== Short exercise ==
Are you able to retype all the records below exactly?

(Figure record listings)
*****

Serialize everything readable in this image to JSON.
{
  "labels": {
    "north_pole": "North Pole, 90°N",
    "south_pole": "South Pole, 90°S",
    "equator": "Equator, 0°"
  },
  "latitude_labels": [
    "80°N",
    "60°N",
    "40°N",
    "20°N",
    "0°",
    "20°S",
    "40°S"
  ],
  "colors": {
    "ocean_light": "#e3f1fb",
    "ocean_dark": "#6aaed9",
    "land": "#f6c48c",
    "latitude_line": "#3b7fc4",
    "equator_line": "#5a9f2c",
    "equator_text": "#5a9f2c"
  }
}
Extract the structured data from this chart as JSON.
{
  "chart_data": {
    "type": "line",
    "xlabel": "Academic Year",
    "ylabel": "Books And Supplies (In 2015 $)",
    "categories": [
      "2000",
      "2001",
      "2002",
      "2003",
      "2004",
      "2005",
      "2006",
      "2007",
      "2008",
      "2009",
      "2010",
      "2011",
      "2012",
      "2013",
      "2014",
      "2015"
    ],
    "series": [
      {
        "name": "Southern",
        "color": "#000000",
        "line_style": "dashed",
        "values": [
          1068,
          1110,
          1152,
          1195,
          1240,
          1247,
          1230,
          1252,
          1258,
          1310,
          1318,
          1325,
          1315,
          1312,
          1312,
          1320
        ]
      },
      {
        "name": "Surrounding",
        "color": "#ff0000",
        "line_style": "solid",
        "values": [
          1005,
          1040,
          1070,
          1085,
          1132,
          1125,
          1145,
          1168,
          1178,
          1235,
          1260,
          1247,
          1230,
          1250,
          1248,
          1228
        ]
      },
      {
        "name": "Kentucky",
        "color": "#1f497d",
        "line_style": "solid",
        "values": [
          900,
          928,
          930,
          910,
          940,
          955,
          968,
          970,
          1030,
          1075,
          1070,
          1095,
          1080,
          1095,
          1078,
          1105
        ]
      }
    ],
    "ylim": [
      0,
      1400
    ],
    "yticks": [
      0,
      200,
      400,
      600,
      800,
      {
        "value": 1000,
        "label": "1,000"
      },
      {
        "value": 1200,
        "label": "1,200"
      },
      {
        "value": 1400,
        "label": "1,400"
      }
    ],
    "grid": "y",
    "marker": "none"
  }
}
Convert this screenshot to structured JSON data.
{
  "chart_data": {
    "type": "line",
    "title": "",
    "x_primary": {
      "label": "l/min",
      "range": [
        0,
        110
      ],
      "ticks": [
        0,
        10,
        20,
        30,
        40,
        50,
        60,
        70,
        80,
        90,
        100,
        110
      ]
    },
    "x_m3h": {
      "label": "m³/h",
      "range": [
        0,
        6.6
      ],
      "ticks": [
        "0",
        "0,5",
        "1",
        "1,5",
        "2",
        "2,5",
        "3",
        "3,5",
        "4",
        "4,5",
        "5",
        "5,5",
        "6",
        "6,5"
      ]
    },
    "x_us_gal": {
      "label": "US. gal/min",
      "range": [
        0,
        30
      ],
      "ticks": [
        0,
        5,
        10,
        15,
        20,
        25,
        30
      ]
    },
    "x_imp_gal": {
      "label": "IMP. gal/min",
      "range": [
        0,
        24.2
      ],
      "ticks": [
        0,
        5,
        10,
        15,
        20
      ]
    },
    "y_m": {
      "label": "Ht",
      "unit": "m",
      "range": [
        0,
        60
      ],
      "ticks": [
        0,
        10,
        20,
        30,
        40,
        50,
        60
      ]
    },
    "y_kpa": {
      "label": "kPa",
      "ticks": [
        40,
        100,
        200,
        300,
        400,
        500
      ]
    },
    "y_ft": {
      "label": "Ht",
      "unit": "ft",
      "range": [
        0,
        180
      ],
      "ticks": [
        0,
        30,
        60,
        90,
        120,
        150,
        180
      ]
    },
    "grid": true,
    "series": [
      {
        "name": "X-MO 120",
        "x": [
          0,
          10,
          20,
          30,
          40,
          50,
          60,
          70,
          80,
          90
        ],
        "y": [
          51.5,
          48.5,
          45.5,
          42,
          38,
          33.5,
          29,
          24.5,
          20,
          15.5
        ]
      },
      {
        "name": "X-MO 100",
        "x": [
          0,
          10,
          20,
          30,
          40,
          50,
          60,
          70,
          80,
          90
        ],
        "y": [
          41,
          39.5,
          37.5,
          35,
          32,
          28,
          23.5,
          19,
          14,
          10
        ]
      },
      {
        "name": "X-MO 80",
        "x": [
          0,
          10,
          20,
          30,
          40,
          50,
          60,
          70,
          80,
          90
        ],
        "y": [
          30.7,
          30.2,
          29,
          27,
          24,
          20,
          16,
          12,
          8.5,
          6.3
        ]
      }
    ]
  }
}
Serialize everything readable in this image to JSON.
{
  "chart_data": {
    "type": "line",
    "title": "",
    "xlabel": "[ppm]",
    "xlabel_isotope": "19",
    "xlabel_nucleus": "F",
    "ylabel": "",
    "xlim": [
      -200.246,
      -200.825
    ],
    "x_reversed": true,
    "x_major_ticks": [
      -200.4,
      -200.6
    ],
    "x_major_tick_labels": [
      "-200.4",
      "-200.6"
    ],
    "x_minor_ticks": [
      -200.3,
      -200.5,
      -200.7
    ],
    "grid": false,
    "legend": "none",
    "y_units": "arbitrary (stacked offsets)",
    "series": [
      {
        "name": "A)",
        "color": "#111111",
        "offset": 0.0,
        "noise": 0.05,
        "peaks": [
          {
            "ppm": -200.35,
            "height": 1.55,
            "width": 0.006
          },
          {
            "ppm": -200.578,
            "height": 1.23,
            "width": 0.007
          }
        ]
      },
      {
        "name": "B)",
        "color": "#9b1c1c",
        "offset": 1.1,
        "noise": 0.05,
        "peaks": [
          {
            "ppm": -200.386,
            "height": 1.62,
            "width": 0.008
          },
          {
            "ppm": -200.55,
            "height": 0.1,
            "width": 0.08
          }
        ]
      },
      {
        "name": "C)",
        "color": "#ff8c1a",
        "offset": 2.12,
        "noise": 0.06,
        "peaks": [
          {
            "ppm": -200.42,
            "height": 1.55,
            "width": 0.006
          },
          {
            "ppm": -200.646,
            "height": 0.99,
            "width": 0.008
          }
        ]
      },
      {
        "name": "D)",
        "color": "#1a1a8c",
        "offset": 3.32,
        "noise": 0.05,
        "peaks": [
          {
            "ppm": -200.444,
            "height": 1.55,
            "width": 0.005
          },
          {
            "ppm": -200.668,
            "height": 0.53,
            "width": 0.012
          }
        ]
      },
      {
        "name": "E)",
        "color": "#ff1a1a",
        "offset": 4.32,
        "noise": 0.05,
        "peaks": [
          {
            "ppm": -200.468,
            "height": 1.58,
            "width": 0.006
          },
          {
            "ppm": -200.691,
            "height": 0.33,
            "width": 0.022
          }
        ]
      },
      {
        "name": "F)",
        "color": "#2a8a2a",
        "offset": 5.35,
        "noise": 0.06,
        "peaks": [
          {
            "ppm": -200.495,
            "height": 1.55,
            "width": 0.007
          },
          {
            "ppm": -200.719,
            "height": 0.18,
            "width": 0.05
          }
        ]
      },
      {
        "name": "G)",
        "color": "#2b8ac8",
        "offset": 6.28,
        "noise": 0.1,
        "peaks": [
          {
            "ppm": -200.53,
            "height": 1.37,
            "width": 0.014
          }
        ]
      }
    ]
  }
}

*****

== Full solution ==
Serialize everything readable in this image to JSON.
{
  "labels": {
    "north_pole": "North Pole, 90°N",
    "south_pole": "South Pole, 90°S",
    "equator": "Equator, 0°"
  },
  "latitude_labels": [
    "80°N",
    "60°N",
    "40°N",
    "20°N",
    "0°",
    "20°S",
    "40°S"
  ],
  "colors": {
    "ocean_light": "#e3f1fb",
    "ocean_dark": "#6aaed9",
    "land": "#f6c48c",
    "latitude_line": "#3b7fc4",
    "equator_line": "#5a9f2c",
    "equator_text": "#5a9f2c"
  }
}
Extract the structured data from this chart as JSON.
{
  "chart_data": {
    "type": "line",
    "xlabel": "Academic Year",
    "ylabel": "Books And Supplies (In 2015 $)",
    "categories": [
      "2000",
      "2001",
      "2002",
      "2003",
      "2004",
      "2005",
      "2006",
      "2007",
      "2008",
      "2009",
      "2010",
      "2011",
      "2012",
      "2013",
      "2014",
      "2015"
    ],
    "series": [
      {
        "name": "Southern",
        "color": "#000000",
        "line_style": "dashed",
        "values": [
          1068,
          1110,
          1152,
          1195,
          1240,
          1247,
          1230,
          1252,
          1258,
          1310,
          1318,
          1325,
          1315,
          1312,
          1312,
          1320
        ]
      },
      {
        "name": "Surrounding",
        "color": "#ff0000",
        "line_style": "solid",
        "values": [
          1005,
          1040,
          1070,
          1085,
          1132,
          1125,
          1145,
          1168,
          1178,
          1235,
          1260,
          1247,
          1230,
          1250,
          1248,
          1228
        ]
      },
      {
        "name": "Kentucky",
        "color": "#1f497d",
        "line_style": "solid",
        "values": [
          900,
          928,
          930,
          910,
          940,
          955,
          968,
          970,
          1030,
          1075,
          1070,
          1095,
          1080,
          1095,
          1078,
          1105
        ]
      }
    ],
    "ylim": [
      0,
      1400
    ],
    "yticks": [
      0,
      200,
      400,
      600,
      800,
      {
        "value": 1000,
        "label": "1,000"
      },
      {
        "value": 1200,
        "label": "1,200"
      },
      {
        "value": 1400,
        "label": "1,400"
      }
    ],
    "grid": "y",
    "marker": "none"
  }
}
Convert this screenshot to structured JSON data.
{
  "chart_data": {
    "type": "line",
    "title": "",
    "x_primary": {
      "label": "l/min",
      "range": [
        0,
        110
      ],
      "ticks": [
        0,
        10,
        20,
        30,
        40,
        50,
        60,
        70,
        80,
        90,
        100,
        110
      ]
    },
    "x_m3h": {
      "label": "m³/h",
      "range": [
        0,
        6.6
      ],
      "ticks": [
        "0",
        "0,5",
        "1",
        "1,5",
        "2",
        "2,5",
        "3",
        "3,5",
        "4",
        "4,5",
        "5",
        "5,5",
        "6",
        "6,5"
      ]
    },
    "x_us_gal": {
      "label": "US. gal/min",
      "range": [
        0,
        30
      ],
      "ticks": [
        0,
        5,
        10,
        15,
        20,
        25,
        30
      ]
    },
    "x_imp_gal": {
      "label": "IMP. gal/min",
      "range": [
        0,
        24.2
      ],
      "ticks": [
        0,
        5,
        10,
        15,
        20
      ]
    },
    "y_m": {
      "label": "Ht",
      "unit": "m",
      "range": [
        0,
        60
      ],
      "ticks": [
        0,
        10,
        20,
        30,
        40,
        50,
        60
      ]
    },
    "y_kpa": {
      "label": "kPa",
      "ticks": [
        40,
        100,
        200,
        300,
        400,
        500
      ]
    },
    "y_ft": {
      "label": "Ht",
      "unit": "ft",
      "range": [
        0,
        180
      ],
      "ticks": [
        0,
        30,
        60,
        90,
        120,
        150,
        180
      ]
    },
    "grid": true,
    "series": [
      {
        "name": "X-MO 120",
        "x": [
          0,
          10,
          20,
          30,
          40,
          50,
          60,
          70,
          80,
          90
        ],
        "y": [
          51.5,
          48.5,
          45.5,
          42,
          38,
          33.5,
          29,
          24.5,
          20,
          15.5
        ]
      },
      {
        "name": "X-MO 100",
        "x": [
          0,
          10,
          20,
          30,
          40,
          50,
          60,
          70,
          80,
          90
        ],
        "y": [
          41,
          39.5,
          37.5,
          35,
          32,
          28,
          23.5,
          19,
          14,
          10
        ]
      },
      {
        "name": "X-MO 80",
        "x": [
          0,
          10,
          20,
          30,
          40,
          50,
          60,
          70,
          80,
          90
        ],
        "y": [
          30.7,
          30.2,
          29,
          27,
          24,
          20,
          16,
          12,
          8.5,
          6.3
        ]
      }
    ]
  }
}
Serialize everything readable in this image to JSON.
{
  "chart_data": {
    "type": "line",
    "title": "",
    "xlabel": "[ppm]",
    "xlabel_isotope": "19",
    "xlabel_nucleus": "F",
    "ylabel": "",
    "xlim": [
      -200.246,
      -200.825
    ],
    "x_reversed": true,
    "x_major_ticks": [
      -200.4,
      -200.6
    ],
    "x_major_tick_labels": [
      "-200.4",
      "-200.6"
    ],
    "x_minor_ticks": [
      -200.3,
      -200.5,
      -200.7
    ],
    "grid": false,
    "legend": "none",
    "y_units": "arbitrary (stacked offsets)",
    "series": [
      {
        "name": "A)",
        "color": "#111111",
        "offset": 0.0,
        "noise": 0.05,
        "peaks": [
          {
            "ppm": -200.35,
            "height": 1.55,
            "width": 0.006
          },
          {
            "ppm": -200.578,
            "height": 1.23,
            "width": 0.007
          }
        ]
      },
      {
        "name": "B)",
        "color": "#9b1c1c",
        "offset": 1.1,
        "noise": 0.05,
        "peaks": [
          {
            "ppm": -200.386,
            "height": 1.62,
            "width": 0.008
          },
          {
            "ppm": -200.55,
            "height": 0.1,
            "width": 0.08
          }
        ]
      },
      {
        "name": "C)",
        "color": "#ff8c1a",
        "offset": 2.12,
        "noise": 0.06,
        "peaks": [
          {
            "ppm": -200.42,
            "height": 1.55,
            "width": 0.006
          },
          {
            "ppm": -200.646,
            "height": 0.99,
            "width": 0.008
          }
        ]
      },
      {
        "name": "D)",
        "color": "#1a1a8c",
        "offset": 3.32,
        "noise": 0.05,
        "peaks": [
          {
            "ppm": -200.444,
            "height": 1.55,
            "width": 0.005
          },
          {
            "ppm": -200.668,
            "height": 0.53,
            "width": 0.012
          }
        ]
      },
      {
        "name": "E)",
        "color": "#ff1a1a",
        "offset": 4.32,
        "noise": 0.05,
        "peaks": [
          {
            "ppm": -200.468,
            "height": 1.58,
            "width": 0.006
          },
          {
            "ppm": -200.691,
            "height": 0.33,
            "width": 0.022
          }
        ]
      },
      {
        "name": "F)",
        "color": "#2a8a2a",
        "offset": 5.35,
        "noise": 0.06,
        "peaks": [
          {
            "ppm": -200.495,
            "height": 1.55,
            "width": 0.007
          },
          {
            "ppm": -200.719,
            "height": 0.18,
            "width": 0.05
          }
        ]
      },
      {
        "name": "G)",
        "color": "#2b8ac8",
        "offset": 6.28,
        "noise": 0.1,
        "peaks": [
          {
            "ppm": -200.53,
            "height": 1.37,
            "width": 0.014
          }
        ]
      }
    ]
  }
}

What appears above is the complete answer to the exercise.